EXERCISE PROMPT = Report all lines from the entries below in which "whisker" appears.

Stored entries
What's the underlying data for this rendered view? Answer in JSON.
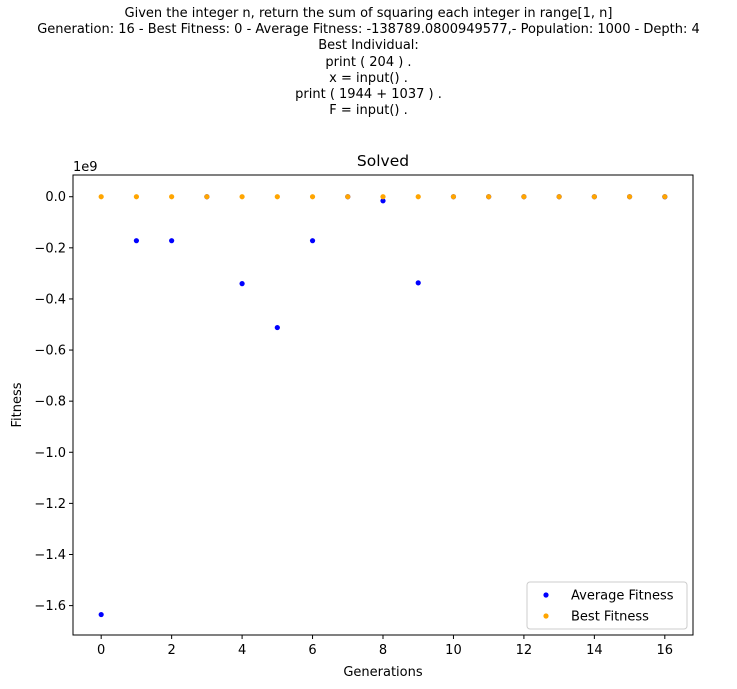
{
  "suptitle_lines": [
    "Given the integer n, return the sum of squaring each integer in range[1, n]",
    "Generation: 16 - Best Fitness: 0 - Average Fitness: -138789.0800949577,- Population: 1000 - Depth: 4",
    "Best Individual:",
    "print ( 204 ) .",
    "x = input() .",
    "print ( 1944 + 1037 ) .",
    "F = input() ."
  ],
  "chart_data": {
    "type": "scatter",
    "title": "Solved",
    "xlabel": "Generations",
    "ylabel": "Fitness",
    "y_offset_label": "1e9",
    "xlim": [
      -0.8,
      16.8
    ],
    "ylim": [
      -1.715,
      0.085
    ],
    "x_ticks": [
      0,
      2,
      4,
      6,
      8,
      10,
      12,
      14,
      16
    ],
    "x_tick_labels": [
      "0",
      "2",
      "4",
      "6",
      "8",
      "10",
      "12",
      "14",
      "16"
    ],
    "y_ticks": [
      0.0,
      -0.2,
      -0.4,
      -0.6,
      -0.8,
      -1.0,
      -1.2,
      -1.4,
      -1.6
    ],
    "y_tick_labels": [
      "0.0",
      "−0.2",
      "−0.4",
      "−0.6",
      "−0.8",
      "−1.0",
      "−1.2",
      "−1.4",
      "−1.6"
    ],
    "grid": false,
    "legend_position": "lower-right",
    "series": [
      {
        "name": "Average Fitness",
        "color": "#0000ff",
        "x": [
          0,
          1,
          2,
          3,
          4,
          5,
          6,
          7,
          8,
          9,
          10,
          11,
          12,
          13,
          14,
          15,
          16
        ],
        "y": [
          -1.635,
          -0.172,
          -0.172,
          0.0,
          -0.34,
          -0.512,
          -0.172,
          0.0,
          -0.016,
          -0.337,
          0.0,
          0.0,
          0.0,
          0.0,
          0.0,
          0.0,
          -0.000139
        ]
      },
      {
        "name": "Best Fitness",
        "color": "#ffa500",
        "x": [
          0,
          1,
          2,
          3,
          4,
          5,
          6,
          7,
          8,
          9,
          10,
          11,
          12,
          13,
          14,
          15,
          16
        ],
        "y": [
          0,
          0,
          0,
          0,
          0,
          0,
          0,
          0,
          0,
          0,
          0,
          0,
          0,
          0,
          0,
          0,
          0
        ]
      }
    ]
  }
}
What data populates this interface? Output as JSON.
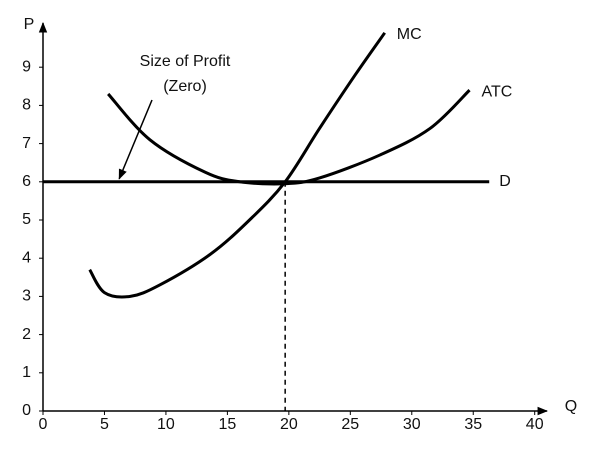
{
  "chart_data": {
    "type": "line",
    "x_label": "Q",
    "y_label": "P",
    "annotation": [
      "Size of Profit",
      "(Zero)"
    ],
    "annotation_target": [
      6.2,
      6
    ],
    "xlim": [
      0,
      41
    ],
    "ylim": [
      0,
      10
    ],
    "xticks": [
      0,
      5,
      10,
      15,
      20,
      25,
      30,
      35,
      40
    ],
    "yticks": [
      0,
      1,
      2,
      3,
      4,
      5,
      6,
      7,
      8,
      9
    ],
    "grid": false,
    "reference_line": {
      "x": 19.7,
      "y": 6,
      "style": "dashed"
    },
    "series": [
      {
        "name": "MC",
        "color": "#000000",
        "x": [
          3.8,
          5.0,
          7.1,
          9.5,
          13.6,
          16.8,
          19.7,
          22.5,
          25.4,
          27.8
        ],
        "values": [
          3.7,
          3.1,
          3.0,
          3.3,
          4.1,
          5.0,
          6.0,
          7.4,
          8.8,
          9.9
        ]
      },
      {
        "name": "ATC",
        "color": "#000000",
        "x": [
          5.3,
          8.7,
          13.2,
          16.0,
          19.7,
          22.5,
          27.4,
          31.5,
          34.7
        ],
        "values": [
          8.3,
          7.1,
          6.25,
          6.0,
          5.95,
          6.1,
          6.7,
          7.4,
          8.4
        ]
      },
      {
        "name": "D",
        "color": "#000000",
        "x": [
          0,
          36.3
        ],
        "values": [
          6,
          6
        ]
      }
    ]
  }
}
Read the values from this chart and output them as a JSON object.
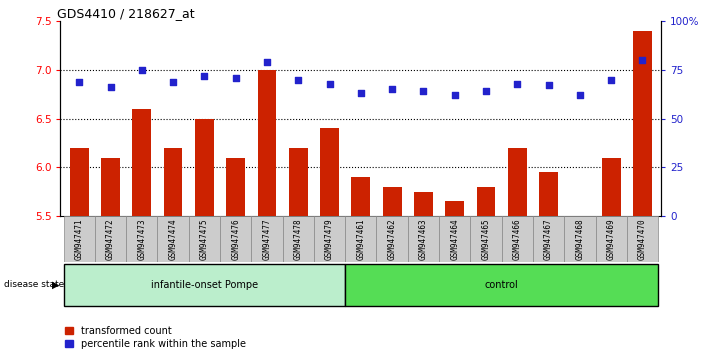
{
  "title": "GDS4410 / 218627_at",
  "samples": [
    "GSM947471",
    "GSM947472",
    "GSM947473",
    "GSM947474",
    "GSM947475",
    "GSM947476",
    "GSM947477",
    "GSM947478",
    "GSM947479",
    "GSM947461",
    "GSM947462",
    "GSM947463",
    "GSM947464",
    "GSM947465",
    "GSM947466",
    "GSM947467",
    "GSM947468",
    "GSM947469",
    "GSM947470"
  ],
  "red_values": [
    6.2,
    6.1,
    6.6,
    6.2,
    6.5,
    6.1,
    7.0,
    6.2,
    6.4,
    5.9,
    5.8,
    5.75,
    5.65,
    5.8,
    6.2,
    5.95,
    5.5,
    6.1,
    7.4
  ],
  "blue_values": [
    69,
    66,
    75,
    69,
    72,
    71,
    79,
    70,
    68,
    63,
    65,
    64,
    62,
    64,
    68,
    67,
    62,
    70,
    80
  ],
  "ylim_left": [
    5.5,
    7.5
  ],
  "ylim_right": [
    0,
    100
  ],
  "yticks_left": [
    5.5,
    6.0,
    6.5,
    7.0,
    7.5
  ],
  "yticks_right": [
    0,
    25,
    50,
    75,
    100
  ],
  "ytick_labels_right": [
    "0",
    "25",
    "50",
    "75",
    "100%"
  ],
  "dotted_lines": [
    6.0,
    6.5,
    7.0
  ],
  "group1_label": "infantile-onset Pompe",
  "group2_label": "control",
  "group1_count": 9,
  "group2_count": 10,
  "disease_state_label": "disease state",
  "legend_red": "transformed count",
  "legend_blue": "percentile rank within the sample",
  "bar_color": "#CC2200",
  "dot_color": "#2222CC",
  "group1_bg": "#BBEECC",
  "group2_bg": "#55DD55",
  "sample_bg": "#CCCCCC",
  "bar_width": 0.6,
  "dot_size": 15
}
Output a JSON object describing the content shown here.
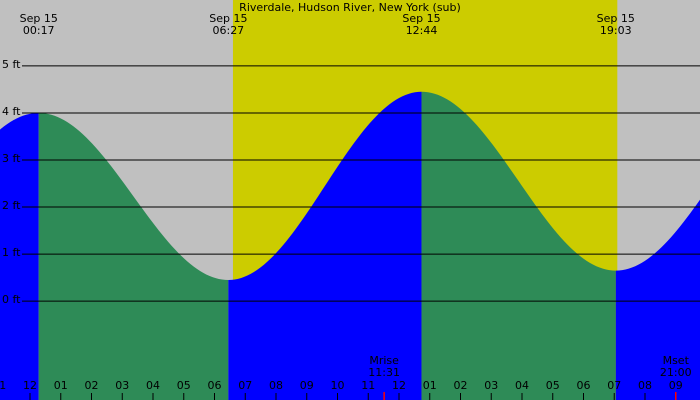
{
  "chart_data": {
    "type": "area",
    "title": "Riverdale, Hudson River, New York (sub)",
    "extremes": [
      {
        "date": "Sep 15",
        "time": "00:17",
        "height": 4.0
      },
      {
        "date": "Sep 15",
        "time": "06:27",
        "height": 0.45
      },
      {
        "date": "Sep 15",
        "time": "12:44",
        "height": 4.45
      },
      {
        "date": "Sep 15",
        "time": "19:03",
        "height": 0.65
      }
    ],
    "daylight": [
      6.6,
      19.1
    ],
    "moon": [
      {
        "label": "Mrise",
        "time": "11:31"
      },
      {
        "label": "Mset",
        "time": "21:00"
      }
    ],
    "rising_color": "#0000ff",
    "falling_color": "#2e8b57",
    "night_color": "#c0c0c0",
    "day_color": "#cccc00",
    "ylim": [
      -2.1,
      6.4
    ],
    "yticks": [
      {
        "value": 0,
        "label": "0 ft"
      },
      {
        "value": 1,
        "label": "1 ft"
      },
      {
        "value": 2,
        "label": "2 ft"
      },
      {
        "value": 3,
        "label": "3 ft"
      },
      {
        "value": 4,
        "label": "4 ft"
      },
      {
        "value": 5,
        "label": "5 ft"
      }
    ],
    "xlim": [
      -0.976,
      21.789
    ],
    "xticks": [
      {
        "value": -1,
        "label": "11"
      },
      {
        "value": 0,
        "label": "12"
      },
      {
        "value": 1,
        "label": "01"
      },
      {
        "value": 2,
        "label": "02"
      },
      {
        "value": 3,
        "label": "03"
      },
      {
        "value": 4,
        "label": "04"
      },
      {
        "value": 5,
        "label": "05"
      },
      {
        "value": 6,
        "label": "06"
      },
      {
        "value": 7,
        "label": "07"
      },
      {
        "value": 8,
        "label": "08"
      },
      {
        "value": 9,
        "label": "09"
      },
      {
        "value": 10,
        "label": "10"
      },
      {
        "value": 11,
        "label": "11"
      },
      {
        "value": 12,
        "label": "12"
      },
      {
        "value": 13,
        "label": "01"
      },
      {
        "value": 14,
        "label": "02"
      },
      {
        "value": 15,
        "label": "03"
      },
      {
        "value": 16,
        "label": "04"
      },
      {
        "value": 17,
        "label": "05"
      },
      {
        "value": 18,
        "label": "06"
      },
      {
        "value": 19,
        "label": "07"
      },
      {
        "value": 20,
        "label": "08"
      },
      {
        "value": 21,
        "label": "09"
      }
    ],
    "grid": true
  }
}
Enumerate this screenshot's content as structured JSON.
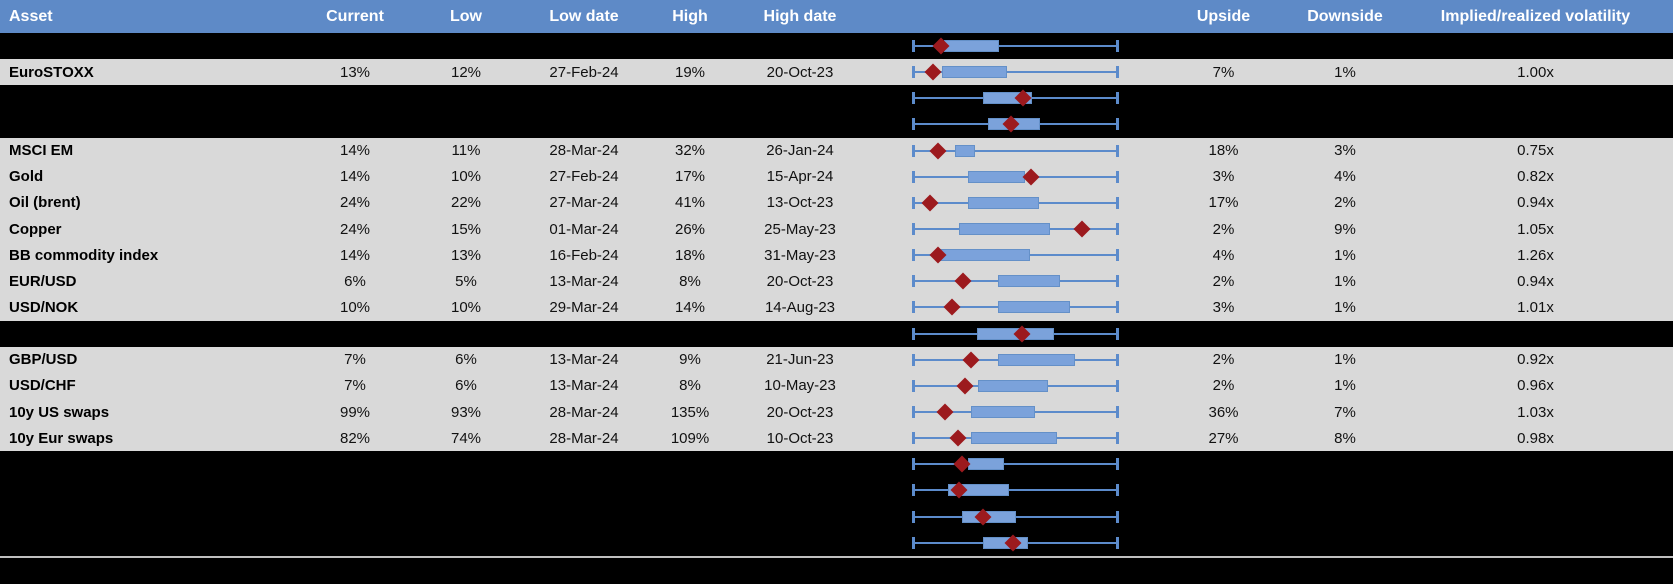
{
  "header": {
    "columns": [
      "Asset",
      "Current",
      "Low",
      "Low date",
      "High",
      "High date",
      "",
      "Upside",
      "Downside",
      "Implied/realized volatility"
    ]
  },
  "colors": {
    "header_bg": "#5E8AC7",
    "header_text": "#FFFFFF",
    "row_light_bg": "#D9D9D9",
    "row_dark_bg": "#000000",
    "whisker": "#5C8BCB",
    "box_fill": "#7BA2DB",
    "box_border": "#6490C8",
    "diamond": "#9C1A1E",
    "separator": "#BFBFBF"
  },
  "chart_data": {
    "type": "table",
    "columns": [
      "Asset",
      "Current",
      "Low",
      "Low date",
      "High",
      "High date",
      "Implied volatility range (box-whisker)",
      "Upside",
      "Downside",
      "Implied/realized volatility"
    ],
    "boxplot_note": "Each row shows a horizontal box-whisker of the implied volatility range (whisker spans full scale 0-100%); blue box = inner range, red diamond = current level. Positions are percent of whisker span.",
    "boxplot_axis": {
      "min_pct": 0,
      "max_pct": 100
    },
    "rows": [
      {
        "asset": "",
        "current": "",
        "low": "",
        "low_date": "",
        "high": "",
        "high_date": "",
        "upside": "",
        "downside": "",
        "iv_ratio": "",
        "shade": "dark",
        "box": {
          "start_pct": 15.1,
          "end_pct": 41.0,
          "marker_pct": 13.7
        }
      },
      {
        "asset": "EuroSTOXX",
        "current": "13%",
        "low": "12%",
        "low_date": "27-Feb-24",
        "high": "19%",
        "high_date": "20-Oct-23",
        "upside": "7%",
        "downside": "1%",
        "iv_ratio": "1.00x",
        "shade": "light",
        "box": {
          "start_pct": 14.1,
          "end_pct": 44.9,
          "marker_pct": 9.8
        }
      },
      {
        "asset": "",
        "current": "",
        "low": "",
        "low_date": "",
        "high": "",
        "high_date": "",
        "upside": "",
        "downside": "",
        "iv_ratio": "",
        "shade": "dark",
        "box": {
          "start_pct": 34.1,
          "end_pct": 57.1,
          "marker_pct": 53.7
        }
      },
      {
        "asset": "",
        "current": "",
        "low": "",
        "low_date": "",
        "high": "",
        "high_date": "",
        "upside": "",
        "downside": "",
        "iv_ratio": "",
        "shade": "dark",
        "box": {
          "start_pct": 36.6,
          "end_pct": 61.0,
          "marker_pct": 47.8
        }
      },
      {
        "asset": "MSCI EM",
        "current": "14%",
        "low": "11%",
        "low_date": "28-Mar-24",
        "high": "32%",
        "high_date": "26-Jan-24",
        "upside": "18%",
        "downside": "3%",
        "iv_ratio": "0.75x",
        "shade": "light",
        "box": {
          "start_pct": 20.5,
          "end_pct": 29.3,
          "marker_pct": 12.2
        }
      },
      {
        "asset": "Gold",
        "current": "14%",
        "low": "10%",
        "low_date": "27-Feb-24",
        "high": "17%",
        "high_date": "15-Apr-24",
        "upside": "3%",
        "downside": "4%",
        "iv_ratio": "0.82x",
        "shade": "light",
        "box": {
          "start_pct": 26.8,
          "end_pct": 53.7,
          "marker_pct": 57.6
        }
      },
      {
        "asset": "Oil (brent)",
        "current": "24%",
        "low": "22%",
        "low_date": "27-Mar-24",
        "high": "41%",
        "high_date": "13-Oct-23",
        "upside": "17%",
        "downside": "2%",
        "iv_ratio": "0.94x",
        "shade": "light",
        "box": {
          "start_pct": 26.8,
          "end_pct": 60.5,
          "marker_pct": 8.3
        }
      },
      {
        "asset": "Copper",
        "current": "24%",
        "low": "15%",
        "low_date": "01-Mar-24",
        "high": "26%",
        "high_date": "25-May-23",
        "upside": "2%",
        "downside": "9%",
        "iv_ratio": "1.05x",
        "shade": "light",
        "box": {
          "start_pct": 22.4,
          "end_pct": 65.9,
          "marker_pct": 82.4
        }
      },
      {
        "asset": "BB commodity index",
        "current": "14%",
        "low": "13%",
        "low_date": "16-Feb-24",
        "high": "18%",
        "high_date": "31-May-23",
        "upside": "4%",
        "downside": "1%",
        "iv_ratio": "1.26x",
        "shade": "light",
        "box": {
          "start_pct": 13.2,
          "end_pct": 56.1,
          "marker_pct": 12.2
        }
      },
      {
        "asset": "EUR/USD",
        "current": "6%",
        "low": "5%",
        "low_date": "13-Mar-24",
        "high": "8%",
        "high_date": "20-Oct-23",
        "upside": "2%",
        "downside": "1%",
        "iv_ratio": "0.94x",
        "shade": "light",
        "box": {
          "start_pct": 41.5,
          "end_pct": 70.7,
          "marker_pct": 24.4
        }
      },
      {
        "asset": "USD/NOK",
        "current": "10%",
        "low": "10%",
        "low_date": "29-Mar-24",
        "high": "14%",
        "high_date": "14-Aug-23",
        "upside": "3%",
        "downside": "1%",
        "iv_ratio": "1.01x",
        "shade": "light",
        "box": {
          "start_pct": 41.5,
          "end_pct": 75.6,
          "marker_pct": 19.0
        }
      },
      {
        "asset": "",
        "current": "",
        "low": "",
        "low_date": "",
        "high": "",
        "high_date": "",
        "upside": "",
        "downside": "",
        "iv_ratio": "",
        "shade": "dark",
        "box": {
          "start_pct": 31.2,
          "end_pct": 67.8,
          "marker_pct": 53.2
        }
      },
      {
        "asset": "GBP/USD",
        "current": "7%",
        "low": "6%",
        "low_date": "13-Mar-24",
        "high": "9%",
        "high_date": "21-Jun-23",
        "upside": "2%",
        "downside": "1%",
        "iv_ratio": "0.92x",
        "shade": "light",
        "box": {
          "start_pct": 41.5,
          "end_pct": 78.0,
          "marker_pct": 28.3
        }
      },
      {
        "asset": "USD/CHF",
        "current": "7%",
        "low": "6%",
        "low_date": "13-Mar-24",
        "high": "8%",
        "high_date": "10-May-23",
        "upside": "2%",
        "downside": "1%",
        "iv_ratio": "0.96x",
        "shade": "light",
        "box": {
          "start_pct": 31.7,
          "end_pct": 64.9,
          "marker_pct": 25.4
        }
      },
      {
        "asset": "10y US swaps",
        "current": "99%",
        "low": "93%",
        "low_date": "28-Mar-24",
        "high": "135%",
        "high_date": "20-Oct-23",
        "upside": "36%",
        "downside": "7%",
        "iv_ratio": "1.03x",
        "shade": "light",
        "box": {
          "start_pct": 28.3,
          "end_pct": 58.5,
          "marker_pct": 15.6
        }
      },
      {
        "asset": "10y Eur swaps",
        "current": "82%",
        "low": "74%",
        "low_date": "28-Mar-24",
        "high": "109%",
        "high_date": "10-Oct-23",
        "upside": "27%",
        "downside": "8%",
        "iv_ratio": "0.98x",
        "shade": "light",
        "box": {
          "start_pct": 28.3,
          "end_pct": 69.3,
          "marker_pct": 22.0
        }
      },
      {
        "asset": "",
        "current": "",
        "low": "",
        "low_date": "",
        "high": "",
        "high_date": "",
        "upside": "",
        "downside": "",
        "iv_ratio": "",
        "shade": "dark",
        "box": {
          "start_pct": 26.8,
          "end_pct": 43.4,
          "marker_pct": 23.9
        }
      },
      {
        "asset": "",
        "current": "",
        "low": "",
        "low_date": "",
        "high": "",
        "high_date": "",
        "upside": "",
        "downside": "",
        "iv_ratio": "",
        "shade": "dark",
        "box": {
          "start_pct": 17.1,
          "end_pct": 45.9,
          "marker_pct": 22.4
        }
      },
      {
        "asset": "",
        "current": "",
        "low": "",
        "low_date": "",
        "high": "",
        "high_date": "",
        "upside": "",
        "downside": "",
        "iv_ratio": "",
        "shade": "dark",
        "box": {
          "start_pct": 23.9,
          "end_pct": 49.3,
          "marker_pct": 34.1
        }
      },
      {
        "asset": "",
        "current": "",
        "low": "",
        "low_date": "",
        "high": "",
        "high_date": "",
        "upside": "",
        "downside": "",
        "iv_ratio": "",
        "shade": "dark",
        "box": {
          "start_pct": 34.1,
          "end_pct": 55.1,
          "marker_pct": 48.8
        }
      }
    ]
  }
}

COMPLETE OUTPUT =
    "whisker": "#5C8BCB",
      "Implied volatility range (box-whisker)",
    "boxplot_note": "Each row shows a horizontal box-whisker of the implied volatility range (whisker spans full scale 0-100%); blue box = inner range, red diamond = current level. Positions are percent of whisker span.",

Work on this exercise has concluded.